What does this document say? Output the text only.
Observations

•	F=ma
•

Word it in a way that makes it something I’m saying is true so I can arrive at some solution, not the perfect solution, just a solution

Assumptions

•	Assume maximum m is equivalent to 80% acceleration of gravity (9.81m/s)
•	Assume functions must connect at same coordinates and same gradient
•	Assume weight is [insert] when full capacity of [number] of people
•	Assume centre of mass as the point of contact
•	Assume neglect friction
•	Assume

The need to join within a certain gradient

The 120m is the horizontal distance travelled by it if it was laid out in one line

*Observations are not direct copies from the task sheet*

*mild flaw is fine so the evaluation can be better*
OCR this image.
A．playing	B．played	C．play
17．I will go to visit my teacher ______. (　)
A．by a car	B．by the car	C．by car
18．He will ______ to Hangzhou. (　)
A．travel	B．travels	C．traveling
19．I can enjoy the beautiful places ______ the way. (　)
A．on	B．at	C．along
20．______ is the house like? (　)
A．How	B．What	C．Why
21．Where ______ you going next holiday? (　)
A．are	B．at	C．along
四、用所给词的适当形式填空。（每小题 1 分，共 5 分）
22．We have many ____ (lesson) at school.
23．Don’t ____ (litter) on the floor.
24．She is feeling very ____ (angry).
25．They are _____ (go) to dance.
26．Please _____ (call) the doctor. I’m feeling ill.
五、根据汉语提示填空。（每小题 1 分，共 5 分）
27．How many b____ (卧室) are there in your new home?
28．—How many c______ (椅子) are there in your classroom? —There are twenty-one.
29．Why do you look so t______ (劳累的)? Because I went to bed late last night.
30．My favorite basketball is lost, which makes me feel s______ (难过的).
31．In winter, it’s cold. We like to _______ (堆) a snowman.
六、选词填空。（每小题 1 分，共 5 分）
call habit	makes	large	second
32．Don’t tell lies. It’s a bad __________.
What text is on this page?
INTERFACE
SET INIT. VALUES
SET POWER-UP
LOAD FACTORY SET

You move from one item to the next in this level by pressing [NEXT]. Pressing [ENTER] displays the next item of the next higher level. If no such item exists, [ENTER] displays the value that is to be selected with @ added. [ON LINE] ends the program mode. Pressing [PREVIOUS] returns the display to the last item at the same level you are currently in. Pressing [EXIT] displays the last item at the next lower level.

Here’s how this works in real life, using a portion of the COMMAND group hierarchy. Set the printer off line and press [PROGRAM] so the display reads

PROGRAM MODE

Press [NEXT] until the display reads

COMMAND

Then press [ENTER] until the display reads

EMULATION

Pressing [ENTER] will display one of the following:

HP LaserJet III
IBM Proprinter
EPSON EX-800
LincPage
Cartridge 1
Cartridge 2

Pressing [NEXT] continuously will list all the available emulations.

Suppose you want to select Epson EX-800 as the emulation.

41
—————
[Given exercise]
Take every line above carrying "that" and return it.

[The reply]
Word it in a way that makes it something I’m saying is true so I can arrive at some solution, not the perfect solution, just a solution
You move from one item to the next in this level by pressing [NEXT]. Pressing [ENTER] displays the next item of the next higher level. If no such item exists, [ENTER] displays the value that is to be selected with @ added. [ON LINE] ends the program mode. Pressing [PREVIOUS] returns the display to the last item at the same level you are currently in. Pressing [EXIT] displays the last item at the next lower level.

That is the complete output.